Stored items
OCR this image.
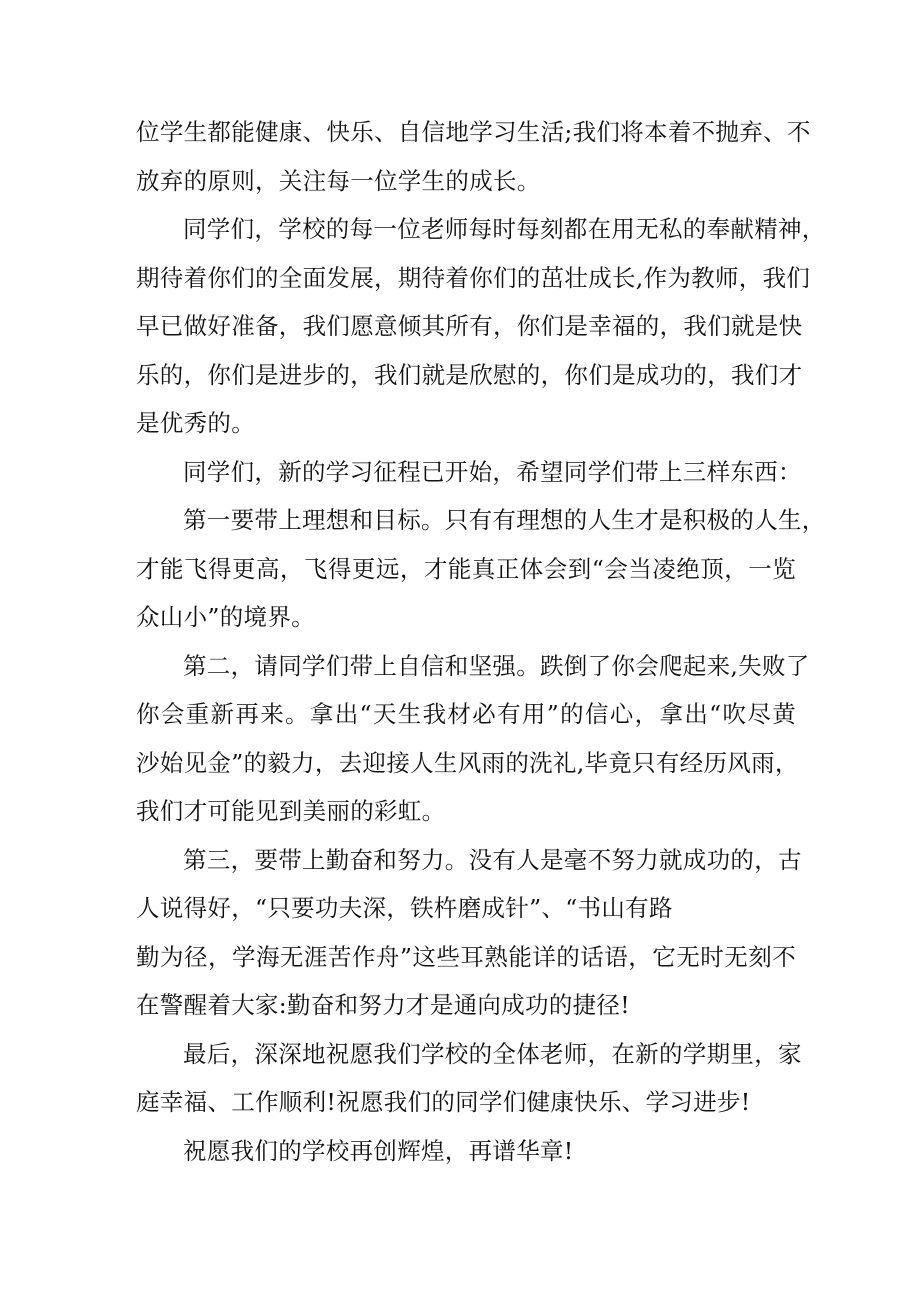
位学生都能健康、快乐、自信地学习生活;我们将本着不抛弃、不
放弃的原则，关注每一位学生的成长。
同学们，学校的每一位老师每时每刻都在用无私的奉献精神，
期待着你们的全面发展，期待着你们的茁壮成长,作为教师，我们
早已做好准备，我们愿意倾其所有，你们是幸福的，我们就是快
乐的，你们是进步的，我们就是欣慰的，你们是成功的，我们才
是优秀的。
同学们，新的学习征程已开始，希望同学们带上三样东西：
第一要带上理想和目标。只有有理想的人生才是积极的人生，
才能飞得更高，飞得更远，才能真正体会到“会当凌绝顶，一览
众山小”的境界。
第二，请同学们带上自信和坚强。跌倒了你会爬起来,失败了
你会重新再来。拿出“天生我材必有用”的信心，拿出“吹尽黄
沙始见金”的毅力，去迎接人生风雨的洗礼,毕竟只有经历风雨，
我们才可能见到美丽的彩虹。
第三，要带上勤奋和努力。没有人是毫不努力就成功的，古
人说得好，“只要功夫深，铁杵磨成针”、“书山有路
勤为径，学海无涯苦作舟”这些耳熟能详的话语，它无时无刻不
在警醒着大家:勤奋和努力才是通向成功的捷径!
最后，深深地祝愿我们学校的全体老师，在新的学期里，家
庭幸福、工作顺利!祝愿我们的同学们健康快乐、学习进步!
祝愿我们的学校再创辉煌，再谱华章!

## WHAT THE TASK REQUIRES
Pictures in the records above should not be copied. Repeat everything else exactly.

## ANSWER TO THIS TASK
OCR this image.
位学生都能健康、快乐、自信地学习生活;我们将本着不抛弃、不
放弃的原则，关注每一位学生的成长。
同学们，学校的每一位老师每时每刻都在用无私的奉献精神，
期待着你们的全面发展，期待着你们的茁壮成长,作为教师，我们
早已做好准备，我们愿意倾其所有，你们是幸福的，我们就是快
乐的，你们是进步的，我们就是欣慰的，你们是成功的，我们才
是优秀的。
同学们，新的学习征程已开始，希望同学们带上三样东西：
第一要带上理想和目标。只有有理想的人生才是积极的人生，
才能飞得更高，飞得更远，才能真正体会到“会当凌绝顶，一览
众山小”的境界。
第二，请同学们带上自信和坚强。跌倒了你会爬起来,失败了
你会重新再来。拿出“天生我材必有用”的信心，拿出“吹尽黄
沙始见金”的毅力，去迎接人生风雨的洗礼,毕竟只有经历风雨，
我们才可能见到美丽的彩虹。
第三，要带上勤奋和努力。没有人是毫不努力就成功的，古
人说得好，“只要功夫深，铁杵磨成针”、“书山有路
勤为径，学海无涯苦作舟”这些耳熟能详的话语，它无时无刻不
在警醒着大家:勤奋和努力才是通向成功的捷径!
最后，深深地祝愿我们学校的全体老师，在新的学期里，家
庭幸福、工作顺利!祝愿我们的同学们健康快乐、学习进步!
祝愿我们的学校再创辉煌，再谱华章!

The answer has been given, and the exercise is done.